===== Provided data =====

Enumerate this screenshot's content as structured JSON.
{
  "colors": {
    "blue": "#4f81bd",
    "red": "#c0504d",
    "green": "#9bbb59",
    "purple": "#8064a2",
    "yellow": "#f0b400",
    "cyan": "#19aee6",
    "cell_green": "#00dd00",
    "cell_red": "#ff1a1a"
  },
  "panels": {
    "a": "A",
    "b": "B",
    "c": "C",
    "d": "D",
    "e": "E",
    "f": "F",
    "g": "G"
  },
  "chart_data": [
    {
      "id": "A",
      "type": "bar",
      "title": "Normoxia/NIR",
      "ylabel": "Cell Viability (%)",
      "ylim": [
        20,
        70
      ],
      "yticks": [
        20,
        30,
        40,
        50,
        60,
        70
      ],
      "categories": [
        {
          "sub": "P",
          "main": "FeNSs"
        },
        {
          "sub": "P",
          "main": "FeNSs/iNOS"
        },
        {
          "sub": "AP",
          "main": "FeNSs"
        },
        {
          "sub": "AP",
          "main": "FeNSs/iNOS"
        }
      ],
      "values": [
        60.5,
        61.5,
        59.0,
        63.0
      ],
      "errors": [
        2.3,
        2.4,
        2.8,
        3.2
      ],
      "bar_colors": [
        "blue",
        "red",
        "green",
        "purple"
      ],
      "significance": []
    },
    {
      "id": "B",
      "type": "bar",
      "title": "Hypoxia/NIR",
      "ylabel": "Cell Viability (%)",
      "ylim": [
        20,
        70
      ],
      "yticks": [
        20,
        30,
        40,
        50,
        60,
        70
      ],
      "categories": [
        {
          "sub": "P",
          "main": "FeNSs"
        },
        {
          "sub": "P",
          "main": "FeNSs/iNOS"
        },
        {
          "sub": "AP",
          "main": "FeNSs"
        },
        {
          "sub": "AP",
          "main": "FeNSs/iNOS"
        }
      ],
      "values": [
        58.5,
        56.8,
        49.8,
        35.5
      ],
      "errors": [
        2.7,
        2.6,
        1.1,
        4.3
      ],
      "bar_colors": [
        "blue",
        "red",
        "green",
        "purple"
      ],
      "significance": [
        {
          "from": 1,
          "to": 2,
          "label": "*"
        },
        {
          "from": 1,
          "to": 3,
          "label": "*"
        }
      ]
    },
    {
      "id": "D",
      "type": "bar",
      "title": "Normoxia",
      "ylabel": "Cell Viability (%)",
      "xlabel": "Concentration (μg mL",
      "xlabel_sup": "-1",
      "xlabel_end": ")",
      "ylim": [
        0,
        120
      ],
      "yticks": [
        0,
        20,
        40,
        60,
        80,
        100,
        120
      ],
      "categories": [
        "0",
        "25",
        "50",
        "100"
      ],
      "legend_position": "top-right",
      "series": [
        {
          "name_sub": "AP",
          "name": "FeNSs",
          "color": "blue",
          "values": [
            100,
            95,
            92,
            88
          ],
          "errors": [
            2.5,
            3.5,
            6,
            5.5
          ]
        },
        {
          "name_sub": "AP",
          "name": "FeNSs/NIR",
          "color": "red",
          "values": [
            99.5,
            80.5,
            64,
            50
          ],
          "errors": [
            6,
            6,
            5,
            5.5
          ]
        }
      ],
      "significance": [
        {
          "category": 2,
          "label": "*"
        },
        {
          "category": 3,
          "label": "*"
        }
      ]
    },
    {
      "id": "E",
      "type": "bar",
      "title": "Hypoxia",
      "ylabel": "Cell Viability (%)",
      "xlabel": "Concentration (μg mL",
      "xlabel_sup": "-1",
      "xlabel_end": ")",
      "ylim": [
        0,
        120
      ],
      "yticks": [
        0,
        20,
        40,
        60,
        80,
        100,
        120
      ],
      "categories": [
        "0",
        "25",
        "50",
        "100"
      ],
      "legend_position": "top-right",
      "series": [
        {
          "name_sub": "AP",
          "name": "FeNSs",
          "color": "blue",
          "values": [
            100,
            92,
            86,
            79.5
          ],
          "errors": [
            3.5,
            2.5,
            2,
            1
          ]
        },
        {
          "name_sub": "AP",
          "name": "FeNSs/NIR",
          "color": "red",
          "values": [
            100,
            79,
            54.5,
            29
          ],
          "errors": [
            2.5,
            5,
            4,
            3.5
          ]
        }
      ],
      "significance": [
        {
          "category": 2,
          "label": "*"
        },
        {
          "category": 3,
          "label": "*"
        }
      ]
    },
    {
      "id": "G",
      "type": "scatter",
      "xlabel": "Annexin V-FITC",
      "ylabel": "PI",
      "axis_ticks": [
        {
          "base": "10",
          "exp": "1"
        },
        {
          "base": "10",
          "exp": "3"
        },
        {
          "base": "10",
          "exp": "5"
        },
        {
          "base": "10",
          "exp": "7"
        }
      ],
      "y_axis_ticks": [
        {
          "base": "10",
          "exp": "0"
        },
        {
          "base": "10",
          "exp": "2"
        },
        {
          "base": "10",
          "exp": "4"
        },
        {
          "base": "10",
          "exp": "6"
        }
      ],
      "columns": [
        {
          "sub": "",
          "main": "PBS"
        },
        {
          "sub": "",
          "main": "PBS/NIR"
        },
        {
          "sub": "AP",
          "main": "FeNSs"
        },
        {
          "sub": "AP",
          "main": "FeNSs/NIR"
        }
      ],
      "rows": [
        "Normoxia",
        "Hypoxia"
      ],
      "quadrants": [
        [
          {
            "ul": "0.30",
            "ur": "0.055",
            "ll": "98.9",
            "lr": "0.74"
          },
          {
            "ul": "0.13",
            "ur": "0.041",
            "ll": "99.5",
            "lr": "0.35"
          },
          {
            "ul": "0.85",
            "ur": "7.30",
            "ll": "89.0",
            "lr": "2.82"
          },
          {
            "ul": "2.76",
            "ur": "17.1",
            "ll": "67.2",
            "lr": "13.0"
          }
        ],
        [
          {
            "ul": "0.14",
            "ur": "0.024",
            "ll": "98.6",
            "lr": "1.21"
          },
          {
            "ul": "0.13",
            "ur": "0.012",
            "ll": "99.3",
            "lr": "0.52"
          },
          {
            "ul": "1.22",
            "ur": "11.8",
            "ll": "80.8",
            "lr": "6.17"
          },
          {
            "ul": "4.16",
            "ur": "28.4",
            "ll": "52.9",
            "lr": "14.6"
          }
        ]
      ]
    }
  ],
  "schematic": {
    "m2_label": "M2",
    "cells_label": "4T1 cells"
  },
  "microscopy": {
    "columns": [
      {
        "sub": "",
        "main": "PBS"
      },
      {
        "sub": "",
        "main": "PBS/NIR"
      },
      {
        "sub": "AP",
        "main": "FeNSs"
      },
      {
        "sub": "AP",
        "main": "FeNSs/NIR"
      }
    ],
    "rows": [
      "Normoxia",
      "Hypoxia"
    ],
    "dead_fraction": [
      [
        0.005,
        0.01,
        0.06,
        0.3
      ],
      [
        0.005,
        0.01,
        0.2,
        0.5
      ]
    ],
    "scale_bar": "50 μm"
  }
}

=====

### Work to complete
Retyping the data above exactly and in full is the task.

### Result of the exercise
Enumerate this screenshot's content as structured JSON.
{
  "colors": {
    "blue": "#4f81bd",
    "red": "#c0504d",
    "green": "#9bbb59",
    "purple": "#8064a2",
    "yellow": "#f0b400",
    "cyan": "#19aee6",
    "cell_green": "#00dd00",
    "cell_red": "#ff1a1a"
  },
  "panels": {
    "a": "A",
    "b": "B",
    "c": "C",
    "d": "D",
    "e": "E",
    "f": "F",
    "g": "G"
  },
  "chart_data": [
    {
      "id": "A",
      "type": "bar",
      "title": "Normoxia/NIR",
      "ylabel": "Cell Viability (%)",
      "ylim": [
        20,
        70
      ],
      "yticks": [
        20,
        30,
        40,
        50,
        60,
        70
      ],
      "categories": [
        {
          "sub": "P",
          "main": "FeNSs"
        },
        {
          "sub": "P",
          "main": "FeNSs/iNOS"
        },
        {
          "sub": "AP",
          "main": "FeNSs"
        },
        {
          "sub": "AP",
          "main": "FeNSs/iNOS"
        }
      ],
      "values": [
        60.5,
        61.5,
        59.0,
        63.0
      ],
      "errors": [
        2.3,
        2.4,
        2.8,
        3.2
      ],
      "bar_colors": [
        "blue",
        "red",
        "green",
        "purple"
      ],
      "significance": []
    },
    {
      "id": "B",
      "type": "bar",
      "title": "Hypoxia/NIR",
      "ylabel": "Cell Viability (%)",
      "ylim": [
        20,
        70
      ],
      "yticks": [
        20,
        30,
        40,
        50,
        60,
        70
      ],
      "categories": [
        {
          "sub": "P",
          "main": "FeNSs"
        },
        {
          "sub": "P",
          "main": "FeNSs/iNOS"
        },
        {
          "sub": "AP",
          "main": "FeNSs"
        },
        {
          "sub": "AP",
          "main": "FeNSs/iNOS"
        }
      ],
      "values": [
        58.5,
        56.8,
        49.8,
        35.5
      ],
      "errors": [
        2.7,
        2.6,
        1.1,
        4.3
      ],
      "bar_colors": [
        "blue",
        "red",
        "green",
        "purple"
      ],
      "significance": [
        {
          "from": 1,
          "to": 2,
          "label": "*"
        },
        {
          "from": 1,
          "to": 3,
          "label": "*"
        }
      ]
    },
    {
      "id": "D",
      "type": "bar",
      "title": "Normoxia",
      "ylabel": "Cell Viability (%)",
      "xlabel": "Concentration (μg mL",
      "xlabel_sup": "-1",
      "xlabel_end": ")",
      "ylim": [
        0,
        120
      ],
      "yticks": [
        0,
        20,
        40,
        60,
        80,
        100,
        120
      ],
      "categories": [
        "0",
        "25",
        "50",
        "100"
      ],
      "legend_position": "top-right",
      "series": [
        {
          "name_sub": "AP",
          "name": "FeNSs",
          "color": "blue",
          "values": [
            100,
            95,
            92,
            88
          ],
          "errors": [
            2.5,
            3.5,
            6,
            5.5
          ]
        },
        {
          "name_sub": "AP",
          "name": "FeNSs/NIR",
          "color": "red",
          "values": [
            99.5,
            80.5,
            64,
            50
          ],
          "errors": [
            6,
            6,
            5,
            5.5
          ]
        }
      ],
      "significance": [
        {
          "category": 2,
          "label": "*"
        },
        {
          "category": 3,
          "label": "*"
        }
      ]
    },
    {
      "id": "E",
      "type": "bar",
      "title": "Hypoxia",
      "ylabel": "Cell Viability (%)",
      "xlabel": "Concentration (μg mL",
      "xlabel_sup": "-1",
      "xlabel_end": ")",
      "ylim": [
        0,
        120
      ],
      "yticks": [
        0,
        20,
        40,
        60,
        80,
        100,
        120
      ],
      "categories": [
        "0",
        "25",
        "50",
        "100"
      ],
      "legend_position": "top-right",
      "series": [
        {
          "name_sub": "AP",
          "name": "FeNSs",
          "color": "blue",
          "values": [
            100,
            92,
            86,
            79.5
          ],
          "errors": [
            3.5,
            2.5,
            2,
            1
          ]
        },
        {
          "name_sub": "AP",
          "name": "FeNSs/NIR",
          "color": "red",
          "values": [
            100,
            79,
            54.5,
            29
          ],
          "errors": [
            2.5,
            5,
            4,
            3.5
          ]
        }
      ],
      "significance": [
        {
          "category": 2,
          "label": "*"
        },
        {
          "category": 3,
          "label": "*"
        }
      ]
    },
    {
      "id": "G",
      "type": "scatter",
      "xlabel": "Annexin V-FITC",
      "ylabel": "PI",
      "axis_ticks": [
        {
          "base": "10",
          "exp": "1"
        },
        {
          "base": "10",
          "exp": "3"
        },
        {
          "base": "10",
          "exp": "5"
        },
        {
          "base": "10",
          "exp": "7"
        }
      ],
      "y_axis_ticks": [
        {
          "base": "10",
          "exp": "0"
        },
        {
          "base": "10",
          "exp": "2"
        },
        {
          "base": "10",
          "exp": "4"
        },
        {
          "base": "10",
          "exp": "6"
        }
      ],
      "columns": [
        {
          "sub": "",
          "main": "PBS"
        },
        {
          "sub": "",
          "main": "PBS/NIR"
        },
        {
          "sub": "AP",
          "main": "FeNSs"
        },
        {
          "sub": "AP",
          "main": "FeNSs/NIR"
        }
      ],
      "rows": [
        "Normoxia",
        "Hypoxia"
      ],
      "quadrants": [
        [
          {
            "ul": "0.30",
            "ur": "0.055",
            "ll": "98.9",
            "lr": "0.74"
          },
          {
            "ul": "0.13",
            "ur": "0.041",
            "ll": "99.5",
            "lr": "0.35"
          },
          {
            "ul": "0.85",
            "ur": "7.30",
            "ll": "89.0",
            "lr": "2.82"
          },
          {
            "ul": "2.76",
            "ur": "17.1",
            "ll": "67.2",
            "lr": "13.0"
          }
        ],
        [
          {
            "ul": "0.14",
            "ur": "0.024",
            "ll": "98.6",
            "lr": "1.21"
          },
          {
            "ul": "0.13",
            "ur": "0.012",
            "ll": "99.3",
            "lr": "0.52"
          },
          {
            "ul": "1.22",
            "ur": "11.8",
            "ll": "80.8",
            "lr": "6.17"
          },
          {
            "ul": "4.16",
            "ur": "28.4",
            "ll": "52.9",
            "lr": "14.6"
          }
        ]
      ]
    }
  ],
  "schematic": {
    "m2_label": "M2",
    "cells_label": "4T1 cells"
  },
  "microscopy": {
    "columns": [
      {
        "sub": "",
        "main": "PBS"
      },
      {
        "sub": "",
        "main": "PBS/NIR"
      },
      {
        "sub": "AP",
        "main": "FeNSs"
      },
      {
        "sub": "AP",
        "main": "FeNSs/NIR"
      }
    ],
    "rows": [
      "Normoxia",
      "Hypoxia"
    ],
    "dead_fraction": [
      [
        0.005,
        0.01,
        0.06,
        0.3
      ],
      [
        0.005,
        0.01,
        0.2,
        0.5
      ]
    ],
    "scale_bar": "50 μm"
  }
}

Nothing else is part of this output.